• SHORT EXERCISE
Wherever the word "while" appears in a line, extract that line.

• Collected data entries
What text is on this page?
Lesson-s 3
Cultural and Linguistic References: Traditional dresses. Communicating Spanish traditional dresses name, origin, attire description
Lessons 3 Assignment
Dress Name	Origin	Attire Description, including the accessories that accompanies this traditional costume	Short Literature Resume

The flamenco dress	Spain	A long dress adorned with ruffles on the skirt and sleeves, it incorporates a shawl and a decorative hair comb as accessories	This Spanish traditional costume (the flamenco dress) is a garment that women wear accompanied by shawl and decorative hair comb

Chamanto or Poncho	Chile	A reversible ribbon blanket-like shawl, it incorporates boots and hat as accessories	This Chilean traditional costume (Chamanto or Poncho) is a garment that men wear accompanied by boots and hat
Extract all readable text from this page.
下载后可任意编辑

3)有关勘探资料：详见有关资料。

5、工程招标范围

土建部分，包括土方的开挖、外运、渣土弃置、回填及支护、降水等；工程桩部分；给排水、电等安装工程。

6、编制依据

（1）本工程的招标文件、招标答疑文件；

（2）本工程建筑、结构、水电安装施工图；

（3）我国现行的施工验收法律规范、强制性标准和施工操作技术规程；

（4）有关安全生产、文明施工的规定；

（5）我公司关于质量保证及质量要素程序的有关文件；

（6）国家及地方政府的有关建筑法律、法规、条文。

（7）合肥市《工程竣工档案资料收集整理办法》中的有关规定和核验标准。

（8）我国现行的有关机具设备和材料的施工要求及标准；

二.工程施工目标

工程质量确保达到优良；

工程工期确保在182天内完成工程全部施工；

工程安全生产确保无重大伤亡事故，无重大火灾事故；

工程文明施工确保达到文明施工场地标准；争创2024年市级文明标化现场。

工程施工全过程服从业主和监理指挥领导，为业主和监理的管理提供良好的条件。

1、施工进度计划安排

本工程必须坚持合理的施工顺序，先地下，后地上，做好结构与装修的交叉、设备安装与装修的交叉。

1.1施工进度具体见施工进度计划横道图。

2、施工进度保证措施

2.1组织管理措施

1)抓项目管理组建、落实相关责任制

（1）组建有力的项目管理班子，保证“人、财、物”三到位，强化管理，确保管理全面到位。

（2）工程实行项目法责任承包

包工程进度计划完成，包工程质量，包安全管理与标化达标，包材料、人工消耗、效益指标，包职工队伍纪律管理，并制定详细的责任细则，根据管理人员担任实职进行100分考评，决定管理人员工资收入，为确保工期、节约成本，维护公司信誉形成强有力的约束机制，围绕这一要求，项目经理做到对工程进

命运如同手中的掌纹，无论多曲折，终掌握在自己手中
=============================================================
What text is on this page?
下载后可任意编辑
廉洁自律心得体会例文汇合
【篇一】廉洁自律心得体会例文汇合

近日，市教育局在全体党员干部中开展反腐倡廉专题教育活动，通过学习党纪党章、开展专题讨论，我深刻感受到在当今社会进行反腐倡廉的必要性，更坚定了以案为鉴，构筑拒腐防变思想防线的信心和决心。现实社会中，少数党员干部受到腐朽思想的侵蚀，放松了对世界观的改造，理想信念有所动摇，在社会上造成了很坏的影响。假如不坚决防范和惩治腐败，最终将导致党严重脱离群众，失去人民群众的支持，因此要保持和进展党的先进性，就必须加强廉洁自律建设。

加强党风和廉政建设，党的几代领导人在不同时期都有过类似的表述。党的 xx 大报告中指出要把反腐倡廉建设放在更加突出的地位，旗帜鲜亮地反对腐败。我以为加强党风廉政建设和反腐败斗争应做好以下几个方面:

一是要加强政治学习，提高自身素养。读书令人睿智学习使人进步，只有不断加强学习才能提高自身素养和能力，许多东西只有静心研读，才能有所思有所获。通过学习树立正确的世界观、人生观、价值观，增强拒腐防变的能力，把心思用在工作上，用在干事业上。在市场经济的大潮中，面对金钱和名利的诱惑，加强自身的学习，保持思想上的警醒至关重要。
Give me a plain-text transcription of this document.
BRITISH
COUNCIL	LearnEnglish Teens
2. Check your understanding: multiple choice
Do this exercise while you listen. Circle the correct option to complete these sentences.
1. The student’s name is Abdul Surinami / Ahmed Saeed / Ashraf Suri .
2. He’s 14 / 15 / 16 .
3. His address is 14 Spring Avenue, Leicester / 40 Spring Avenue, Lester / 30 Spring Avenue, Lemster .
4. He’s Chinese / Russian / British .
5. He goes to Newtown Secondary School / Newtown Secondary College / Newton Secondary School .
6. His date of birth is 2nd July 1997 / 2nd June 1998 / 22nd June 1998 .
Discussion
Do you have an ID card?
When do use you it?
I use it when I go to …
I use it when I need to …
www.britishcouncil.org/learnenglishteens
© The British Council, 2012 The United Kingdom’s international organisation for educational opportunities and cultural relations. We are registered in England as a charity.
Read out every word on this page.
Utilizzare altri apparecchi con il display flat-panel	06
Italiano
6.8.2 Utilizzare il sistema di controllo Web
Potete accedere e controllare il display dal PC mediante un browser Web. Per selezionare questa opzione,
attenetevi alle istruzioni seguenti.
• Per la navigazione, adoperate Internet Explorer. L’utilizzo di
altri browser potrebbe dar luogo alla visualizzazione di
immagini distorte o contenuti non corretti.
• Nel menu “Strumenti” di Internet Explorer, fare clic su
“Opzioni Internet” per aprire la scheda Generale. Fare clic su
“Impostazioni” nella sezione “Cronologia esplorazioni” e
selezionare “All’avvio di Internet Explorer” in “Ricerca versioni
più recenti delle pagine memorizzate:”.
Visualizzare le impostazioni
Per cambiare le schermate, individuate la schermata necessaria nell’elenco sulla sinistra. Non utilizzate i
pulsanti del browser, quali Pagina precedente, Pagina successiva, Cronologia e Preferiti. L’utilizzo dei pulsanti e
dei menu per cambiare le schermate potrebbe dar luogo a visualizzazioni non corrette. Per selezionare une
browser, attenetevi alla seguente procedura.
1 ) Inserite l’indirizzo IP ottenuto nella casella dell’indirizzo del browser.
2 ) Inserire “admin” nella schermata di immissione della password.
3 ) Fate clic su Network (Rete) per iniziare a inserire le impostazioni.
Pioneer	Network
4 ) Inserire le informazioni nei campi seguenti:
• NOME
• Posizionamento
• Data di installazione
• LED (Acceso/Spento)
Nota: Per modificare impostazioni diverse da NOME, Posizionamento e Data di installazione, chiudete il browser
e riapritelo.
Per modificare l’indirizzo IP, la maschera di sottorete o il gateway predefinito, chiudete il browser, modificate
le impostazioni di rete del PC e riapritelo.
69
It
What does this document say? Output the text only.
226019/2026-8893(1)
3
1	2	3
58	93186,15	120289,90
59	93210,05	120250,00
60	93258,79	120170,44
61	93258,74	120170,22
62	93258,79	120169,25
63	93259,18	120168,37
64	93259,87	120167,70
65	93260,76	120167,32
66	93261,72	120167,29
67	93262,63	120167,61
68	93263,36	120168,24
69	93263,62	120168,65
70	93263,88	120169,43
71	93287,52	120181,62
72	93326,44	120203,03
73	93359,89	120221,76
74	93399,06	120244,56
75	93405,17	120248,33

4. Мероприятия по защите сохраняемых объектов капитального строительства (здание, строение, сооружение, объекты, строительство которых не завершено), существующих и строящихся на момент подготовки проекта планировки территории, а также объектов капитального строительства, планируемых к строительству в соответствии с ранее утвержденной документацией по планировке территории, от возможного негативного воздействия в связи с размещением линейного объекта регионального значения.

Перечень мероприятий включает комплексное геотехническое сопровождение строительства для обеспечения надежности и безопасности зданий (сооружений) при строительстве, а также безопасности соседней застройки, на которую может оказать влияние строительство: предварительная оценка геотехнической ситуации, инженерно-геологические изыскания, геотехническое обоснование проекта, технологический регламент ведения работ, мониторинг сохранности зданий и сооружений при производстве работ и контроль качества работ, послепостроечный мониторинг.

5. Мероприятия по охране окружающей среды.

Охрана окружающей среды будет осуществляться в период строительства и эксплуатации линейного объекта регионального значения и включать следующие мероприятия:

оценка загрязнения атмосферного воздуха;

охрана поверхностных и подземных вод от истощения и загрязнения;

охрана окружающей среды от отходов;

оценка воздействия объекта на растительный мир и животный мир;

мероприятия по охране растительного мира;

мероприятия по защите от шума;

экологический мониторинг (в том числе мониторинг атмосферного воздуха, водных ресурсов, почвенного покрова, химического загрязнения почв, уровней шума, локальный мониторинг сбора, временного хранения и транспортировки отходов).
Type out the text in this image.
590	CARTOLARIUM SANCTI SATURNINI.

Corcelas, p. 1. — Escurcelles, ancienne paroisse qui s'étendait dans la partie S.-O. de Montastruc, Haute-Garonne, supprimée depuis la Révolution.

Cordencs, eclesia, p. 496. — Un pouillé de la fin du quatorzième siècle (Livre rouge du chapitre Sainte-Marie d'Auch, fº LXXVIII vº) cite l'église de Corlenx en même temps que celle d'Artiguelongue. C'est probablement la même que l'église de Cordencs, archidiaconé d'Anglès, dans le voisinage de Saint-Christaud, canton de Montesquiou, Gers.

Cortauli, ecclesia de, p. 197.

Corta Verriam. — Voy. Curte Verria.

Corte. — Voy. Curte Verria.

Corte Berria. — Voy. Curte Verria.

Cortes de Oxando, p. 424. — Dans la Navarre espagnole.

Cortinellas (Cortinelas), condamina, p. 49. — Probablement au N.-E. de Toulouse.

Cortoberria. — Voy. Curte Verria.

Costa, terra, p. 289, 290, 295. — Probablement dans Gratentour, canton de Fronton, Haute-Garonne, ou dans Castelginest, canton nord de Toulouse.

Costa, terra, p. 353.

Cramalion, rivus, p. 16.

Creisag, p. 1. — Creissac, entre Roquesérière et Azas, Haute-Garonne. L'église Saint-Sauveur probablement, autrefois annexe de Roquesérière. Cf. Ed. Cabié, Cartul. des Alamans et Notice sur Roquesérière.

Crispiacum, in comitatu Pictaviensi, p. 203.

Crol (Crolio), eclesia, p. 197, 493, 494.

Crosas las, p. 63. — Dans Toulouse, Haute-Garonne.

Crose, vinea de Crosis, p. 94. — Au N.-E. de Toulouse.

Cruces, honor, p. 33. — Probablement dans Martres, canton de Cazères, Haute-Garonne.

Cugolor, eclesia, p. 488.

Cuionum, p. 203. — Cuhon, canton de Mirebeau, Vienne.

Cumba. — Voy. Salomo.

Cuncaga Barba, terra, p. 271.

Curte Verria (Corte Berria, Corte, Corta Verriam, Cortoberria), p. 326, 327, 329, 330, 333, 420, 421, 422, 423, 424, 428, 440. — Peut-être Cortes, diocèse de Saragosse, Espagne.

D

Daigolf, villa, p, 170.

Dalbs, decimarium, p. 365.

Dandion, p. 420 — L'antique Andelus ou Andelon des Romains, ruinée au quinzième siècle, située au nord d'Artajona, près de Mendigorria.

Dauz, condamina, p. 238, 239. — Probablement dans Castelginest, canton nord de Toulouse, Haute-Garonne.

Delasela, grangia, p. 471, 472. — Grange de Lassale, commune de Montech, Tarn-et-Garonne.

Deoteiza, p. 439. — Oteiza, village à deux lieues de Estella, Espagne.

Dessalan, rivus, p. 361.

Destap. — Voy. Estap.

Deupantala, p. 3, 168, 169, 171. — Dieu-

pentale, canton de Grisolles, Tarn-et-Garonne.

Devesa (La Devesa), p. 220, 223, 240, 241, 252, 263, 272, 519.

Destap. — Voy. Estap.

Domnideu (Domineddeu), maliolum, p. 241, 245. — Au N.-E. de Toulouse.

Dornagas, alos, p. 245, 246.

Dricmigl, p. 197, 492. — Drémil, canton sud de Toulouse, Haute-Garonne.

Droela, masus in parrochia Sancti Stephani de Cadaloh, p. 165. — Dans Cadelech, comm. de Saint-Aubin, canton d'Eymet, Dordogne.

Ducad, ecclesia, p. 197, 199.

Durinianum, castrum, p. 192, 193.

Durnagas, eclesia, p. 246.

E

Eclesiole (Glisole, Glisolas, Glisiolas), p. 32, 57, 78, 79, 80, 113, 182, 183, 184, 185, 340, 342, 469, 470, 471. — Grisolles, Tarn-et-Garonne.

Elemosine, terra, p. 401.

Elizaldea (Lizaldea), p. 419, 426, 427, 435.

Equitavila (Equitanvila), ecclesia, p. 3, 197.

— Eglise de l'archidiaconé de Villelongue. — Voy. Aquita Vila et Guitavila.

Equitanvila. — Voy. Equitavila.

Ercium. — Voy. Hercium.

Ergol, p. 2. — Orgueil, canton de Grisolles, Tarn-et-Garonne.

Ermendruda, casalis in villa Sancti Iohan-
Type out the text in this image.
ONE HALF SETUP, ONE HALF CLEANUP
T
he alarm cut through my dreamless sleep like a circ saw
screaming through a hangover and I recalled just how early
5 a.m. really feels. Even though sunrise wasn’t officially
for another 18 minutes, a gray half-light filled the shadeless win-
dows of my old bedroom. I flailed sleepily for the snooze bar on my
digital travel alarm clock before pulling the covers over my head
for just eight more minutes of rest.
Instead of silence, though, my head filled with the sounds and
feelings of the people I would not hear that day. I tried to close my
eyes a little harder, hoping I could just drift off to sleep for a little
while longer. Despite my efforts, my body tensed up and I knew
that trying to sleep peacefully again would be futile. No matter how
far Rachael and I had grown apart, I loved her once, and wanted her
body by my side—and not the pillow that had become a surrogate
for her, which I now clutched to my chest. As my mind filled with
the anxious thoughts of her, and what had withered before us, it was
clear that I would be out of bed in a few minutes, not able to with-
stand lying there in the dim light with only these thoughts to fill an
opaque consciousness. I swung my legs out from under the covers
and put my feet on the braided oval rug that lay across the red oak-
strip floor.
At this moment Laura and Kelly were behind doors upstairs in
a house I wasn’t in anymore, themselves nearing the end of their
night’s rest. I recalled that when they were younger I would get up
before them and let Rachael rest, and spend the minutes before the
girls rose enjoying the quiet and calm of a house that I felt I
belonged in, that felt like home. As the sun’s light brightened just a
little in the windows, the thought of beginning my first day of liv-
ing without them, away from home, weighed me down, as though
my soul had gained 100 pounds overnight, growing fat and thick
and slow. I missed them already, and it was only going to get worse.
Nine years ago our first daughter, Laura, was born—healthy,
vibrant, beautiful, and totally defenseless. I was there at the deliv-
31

• SOLVED PROBLEM
Do this exercise while you listen. Circle the correct option to complete these sentences.
while longer. Despite my efforts, my body tensed up and I knew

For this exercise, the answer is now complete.